----- Texte extrait -----
Télévision 03 mai 2018

Carlton Cuse : "Le showrunner est un décathlonien"

Le scénariste américain, connu entre autres pour son travail sur les séries Lost et Bates Motel, était l'invité d'une rencontre SACD destinée aux auteurs, organisée dans le cadre du Festival Séries Mania Lille.

 

A bientôt 60 ans, Carlton Cuse est une figure majeure de la télévision américaine. Son expérience fait de lui une figure respectée et, par extension, extrêmement occupée. Ce scénariste a tenu les rênes en tant que showrunner de nombreuses séries : Nash Bridges, Lost, Bates Motel, The Strain, Colony et pilote actuellement deux adaptations : Jack Ryan, d'après Tom Clancy et Locke & Key, d'après une bande dessinée de Joe Hill et Gabriel Rodriguez. Passé par les grandes chaînes nationales que sont les networks (ABC, CBS, Fox, NBC...), le câble et maintenant les services de streaming sur abonnement (Netflix et Amazon), Carlton Cuse est un témoin privilégié des évolutions du paysage audiovisuel US. Bref, pour les auteurs et étudiants en audiovisuel venus assister à la rencontre SACD qui lui était consacrée, une mine d'informations et de conseils sur le métier. 

Ecrire pour les networks, une expérience épuisante

Surtout associé à Lost, immense succès à l'époque de sa diffusion sur ABC, Carlton Cuse a bien connu l'époque aujourd'hui un peu révolue où les networks produisaient leurs séries à flux tendus à coups de saisons de 24 épisodes. Les grandes chaînes en sont revenues et privilégient désormais les saisons de 10 ou 13 épisodes. De ces années-là, il garde le souvenir d'un processus épuisant. "Produire 24 épisodes sur une année, c'est comme pousser une voiture à fond jusqu'à ce qu'elle lâche." En tout, 118 épisodes de Lost ont été diffusés en 6 ans. "Pour arriver à ce nombre d'épisodes sur Sherlock, il nous aurait fallu 240 ans !", plaisante-t-il en référence à la série anglaise de Steven Moffat dont par comparaison n'ont été produits que 13 épisodes en 8 ans. Sur les networks, la méthode de fabrication ne pouvait être qu'industrielle. Avec ce que cela suppose de sacrifices en termes de qualité. "Tu te trouves confonté à de telles contraintes de temps que certains épisodes sont fatalement moins bons, comme celui que nous avons fait sur le tatouage de Jack dans Lost. Il faut accepter qu'en travaillant sur un network, ta série comportera des épisodes réussis et des épisodes ratés."
----- Données enregistrées -----
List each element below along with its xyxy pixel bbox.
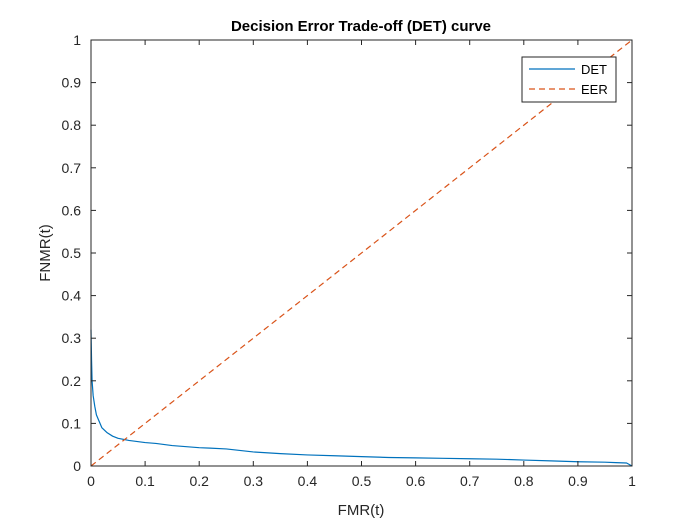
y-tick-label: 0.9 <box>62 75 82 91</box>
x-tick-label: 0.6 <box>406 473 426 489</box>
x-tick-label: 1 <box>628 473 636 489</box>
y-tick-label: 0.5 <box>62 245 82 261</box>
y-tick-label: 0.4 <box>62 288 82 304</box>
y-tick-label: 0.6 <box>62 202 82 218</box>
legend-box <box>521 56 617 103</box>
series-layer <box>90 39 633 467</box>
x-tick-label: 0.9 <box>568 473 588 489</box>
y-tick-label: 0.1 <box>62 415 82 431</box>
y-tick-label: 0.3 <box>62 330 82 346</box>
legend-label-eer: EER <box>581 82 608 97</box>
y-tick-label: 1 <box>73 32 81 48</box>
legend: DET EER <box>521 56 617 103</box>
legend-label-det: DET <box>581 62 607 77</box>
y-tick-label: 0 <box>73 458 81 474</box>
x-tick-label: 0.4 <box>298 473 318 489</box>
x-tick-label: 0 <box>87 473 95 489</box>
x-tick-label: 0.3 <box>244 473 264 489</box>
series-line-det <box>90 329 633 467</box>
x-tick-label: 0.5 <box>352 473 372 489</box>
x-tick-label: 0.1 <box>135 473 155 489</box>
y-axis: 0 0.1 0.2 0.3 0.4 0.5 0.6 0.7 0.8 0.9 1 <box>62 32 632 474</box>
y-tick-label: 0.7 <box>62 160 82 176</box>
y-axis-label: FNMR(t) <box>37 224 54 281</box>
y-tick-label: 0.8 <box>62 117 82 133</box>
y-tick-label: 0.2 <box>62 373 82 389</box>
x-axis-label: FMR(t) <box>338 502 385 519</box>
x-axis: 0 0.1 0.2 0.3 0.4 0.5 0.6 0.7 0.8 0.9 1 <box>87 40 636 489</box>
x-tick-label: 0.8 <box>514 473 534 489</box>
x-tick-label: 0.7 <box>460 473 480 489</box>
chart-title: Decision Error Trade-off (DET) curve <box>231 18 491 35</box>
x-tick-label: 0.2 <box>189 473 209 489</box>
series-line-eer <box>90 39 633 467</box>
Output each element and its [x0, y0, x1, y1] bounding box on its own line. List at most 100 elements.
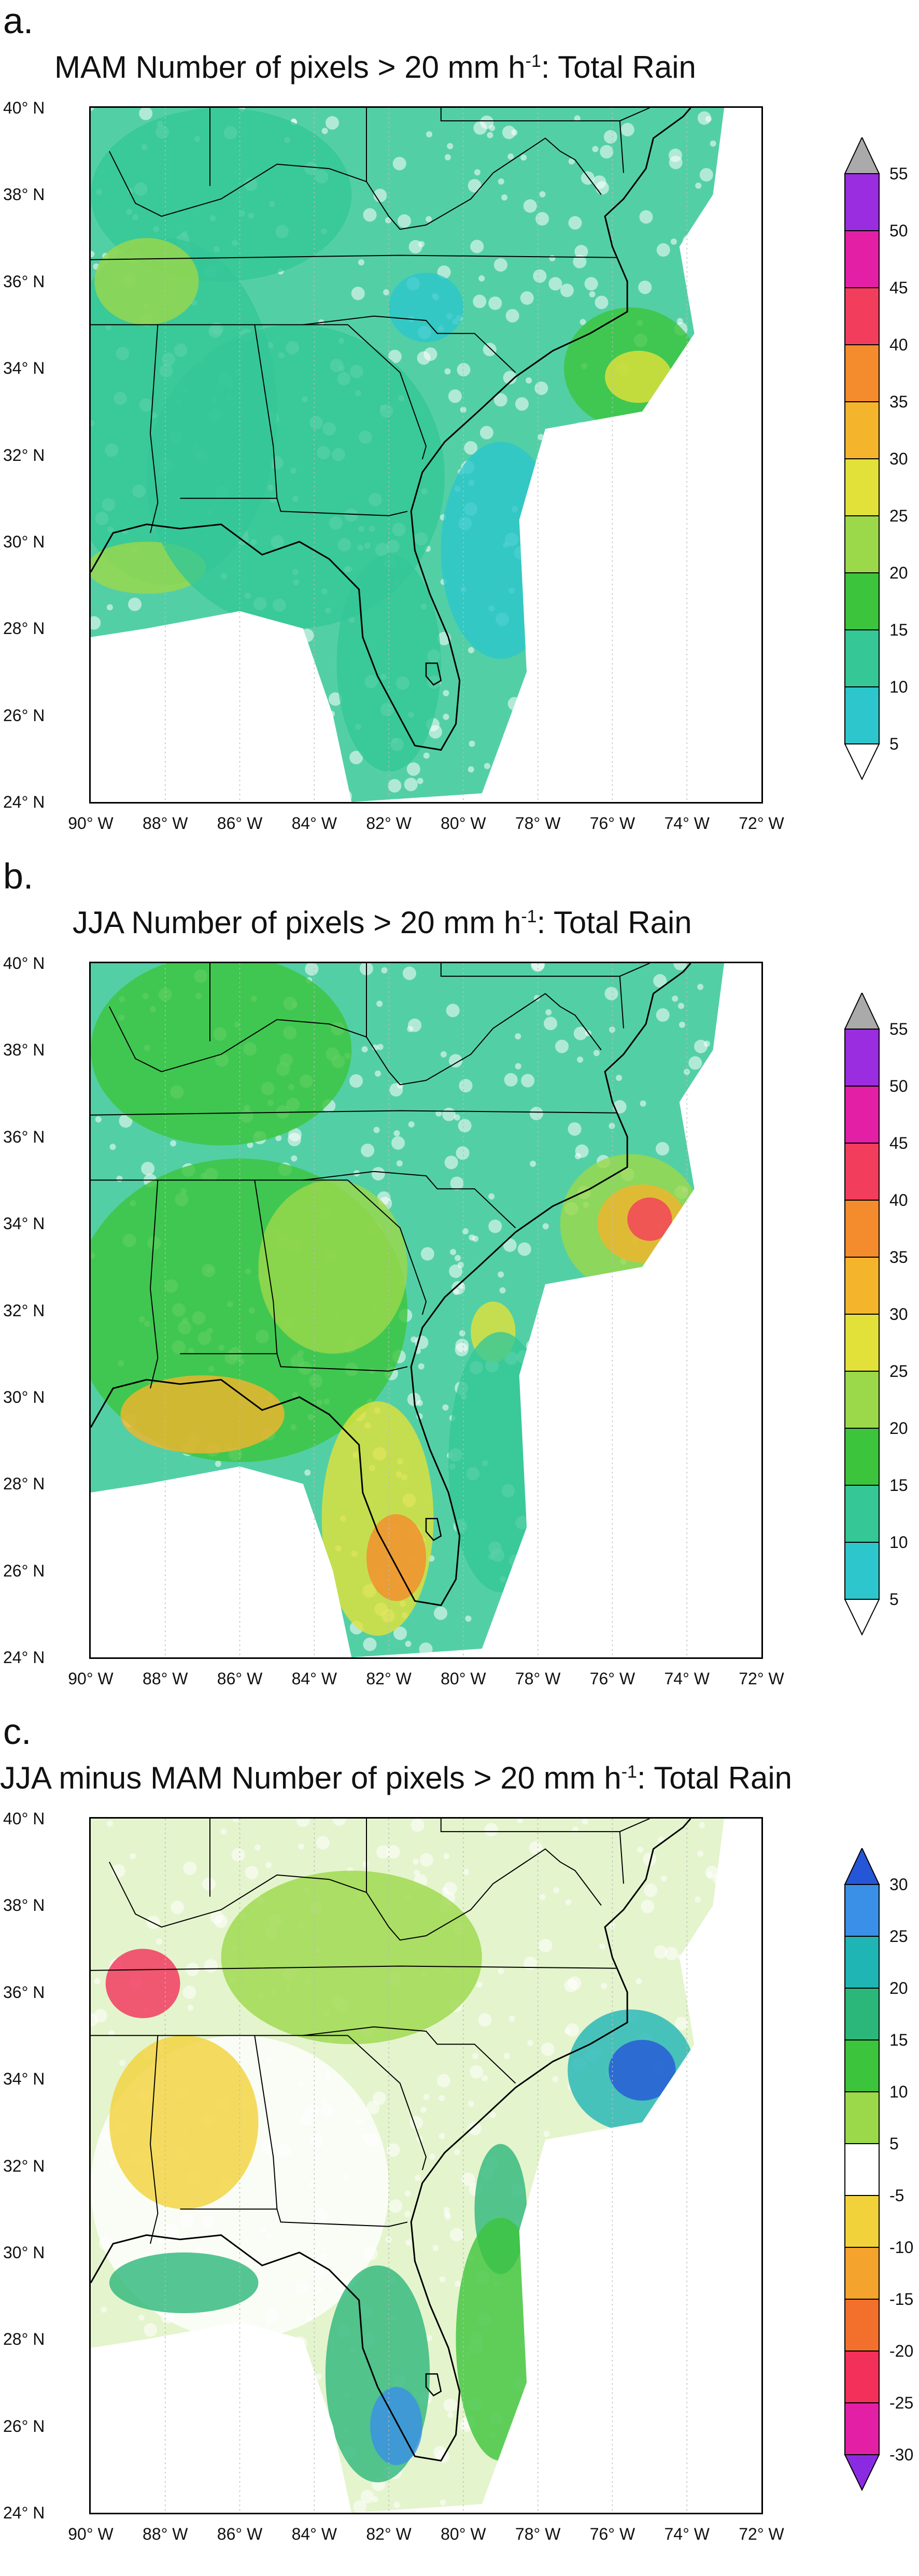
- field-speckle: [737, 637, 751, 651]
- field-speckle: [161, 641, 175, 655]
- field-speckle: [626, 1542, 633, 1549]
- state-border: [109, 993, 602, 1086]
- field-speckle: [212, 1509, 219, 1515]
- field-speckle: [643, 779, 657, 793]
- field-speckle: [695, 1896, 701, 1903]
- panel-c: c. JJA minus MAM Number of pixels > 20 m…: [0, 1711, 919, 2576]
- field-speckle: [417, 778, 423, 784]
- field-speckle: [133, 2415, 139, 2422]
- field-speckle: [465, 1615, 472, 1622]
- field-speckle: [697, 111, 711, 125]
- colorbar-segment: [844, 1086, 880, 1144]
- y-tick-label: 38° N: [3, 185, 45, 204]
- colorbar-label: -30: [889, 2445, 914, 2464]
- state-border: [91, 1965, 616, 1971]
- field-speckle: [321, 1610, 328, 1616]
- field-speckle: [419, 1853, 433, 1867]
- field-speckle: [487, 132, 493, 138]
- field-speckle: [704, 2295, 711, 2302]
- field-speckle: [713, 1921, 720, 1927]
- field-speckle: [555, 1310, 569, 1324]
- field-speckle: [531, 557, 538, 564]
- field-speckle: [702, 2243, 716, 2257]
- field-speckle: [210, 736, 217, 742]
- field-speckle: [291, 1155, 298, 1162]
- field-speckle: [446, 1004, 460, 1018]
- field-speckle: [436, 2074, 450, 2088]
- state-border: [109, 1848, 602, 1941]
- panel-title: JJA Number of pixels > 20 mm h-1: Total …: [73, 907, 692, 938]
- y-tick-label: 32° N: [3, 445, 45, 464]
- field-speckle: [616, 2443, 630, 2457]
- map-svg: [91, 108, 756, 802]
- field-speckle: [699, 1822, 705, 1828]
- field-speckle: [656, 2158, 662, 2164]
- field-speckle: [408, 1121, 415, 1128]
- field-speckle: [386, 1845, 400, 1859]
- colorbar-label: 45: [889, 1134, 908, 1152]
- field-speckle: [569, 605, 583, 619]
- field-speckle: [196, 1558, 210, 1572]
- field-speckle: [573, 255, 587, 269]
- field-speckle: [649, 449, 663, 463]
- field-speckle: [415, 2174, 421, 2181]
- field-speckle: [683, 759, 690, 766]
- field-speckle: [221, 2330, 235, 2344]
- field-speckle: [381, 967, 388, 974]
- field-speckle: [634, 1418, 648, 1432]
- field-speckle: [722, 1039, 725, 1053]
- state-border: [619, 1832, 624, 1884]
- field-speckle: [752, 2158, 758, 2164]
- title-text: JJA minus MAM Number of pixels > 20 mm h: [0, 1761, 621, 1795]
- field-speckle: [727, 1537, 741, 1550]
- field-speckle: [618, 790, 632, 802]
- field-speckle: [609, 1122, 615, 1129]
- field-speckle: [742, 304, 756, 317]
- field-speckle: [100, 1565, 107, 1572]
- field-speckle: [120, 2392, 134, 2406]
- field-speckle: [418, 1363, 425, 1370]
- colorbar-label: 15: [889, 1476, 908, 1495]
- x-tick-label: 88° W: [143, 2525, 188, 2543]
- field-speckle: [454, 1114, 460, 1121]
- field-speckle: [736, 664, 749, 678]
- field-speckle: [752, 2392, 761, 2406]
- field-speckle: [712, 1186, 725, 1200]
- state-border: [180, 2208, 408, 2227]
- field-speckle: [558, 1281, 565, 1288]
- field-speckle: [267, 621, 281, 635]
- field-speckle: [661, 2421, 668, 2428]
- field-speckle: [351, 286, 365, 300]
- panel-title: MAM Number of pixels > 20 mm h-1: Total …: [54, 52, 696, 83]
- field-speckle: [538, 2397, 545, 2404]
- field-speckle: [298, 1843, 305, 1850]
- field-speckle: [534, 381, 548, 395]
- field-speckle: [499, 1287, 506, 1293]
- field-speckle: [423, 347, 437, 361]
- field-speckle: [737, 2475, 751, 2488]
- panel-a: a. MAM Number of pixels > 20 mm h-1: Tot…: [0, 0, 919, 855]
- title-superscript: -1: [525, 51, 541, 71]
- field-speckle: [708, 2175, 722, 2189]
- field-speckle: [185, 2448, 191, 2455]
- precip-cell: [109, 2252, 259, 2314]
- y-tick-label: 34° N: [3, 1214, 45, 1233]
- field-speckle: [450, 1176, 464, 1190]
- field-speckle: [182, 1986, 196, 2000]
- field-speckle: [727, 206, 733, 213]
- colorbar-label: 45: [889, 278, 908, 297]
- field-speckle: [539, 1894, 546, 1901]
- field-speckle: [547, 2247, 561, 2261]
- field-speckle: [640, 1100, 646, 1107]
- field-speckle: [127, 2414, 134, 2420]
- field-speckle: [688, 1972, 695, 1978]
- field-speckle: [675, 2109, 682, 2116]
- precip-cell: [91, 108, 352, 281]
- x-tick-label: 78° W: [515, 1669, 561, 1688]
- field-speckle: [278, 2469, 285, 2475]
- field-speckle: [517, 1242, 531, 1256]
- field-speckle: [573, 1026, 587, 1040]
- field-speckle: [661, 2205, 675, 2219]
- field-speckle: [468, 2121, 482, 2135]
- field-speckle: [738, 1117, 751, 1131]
-----
• [Défis à relever]
[1] Recopiez le passage de l'article sur Carlton Cuse qui commence par « Le scénariste américain, connu » et se termine par « Séries Mania Lille. ».
[2] Selon l'article sur Carlton Cuse, pourquoi certains épisodes produits pour un network étaient-ils fatalement moins bons ? Répondez en une à trois phrases.
Les items ne sont pas nécessaires pour ce travail.

• [Réponses rédigées]
[1]
Le scénariste américain, connu entre autres pour son travail sur les séries Lost et Bates Motel, était l'invité d'une rencontre SACD destinée aux auteurs, organisée dans le cadre du Festival Séries Mania Lille.

[2] Les networks produisaient des saisons de 24 épisodes à flux tendus, ce qui imposait une méthode de fabrication industrielle. Les contraintes de temps étaient si fortes que la qualité en pâtissait, et certains épisodes étaient donc fatalement moins réussis.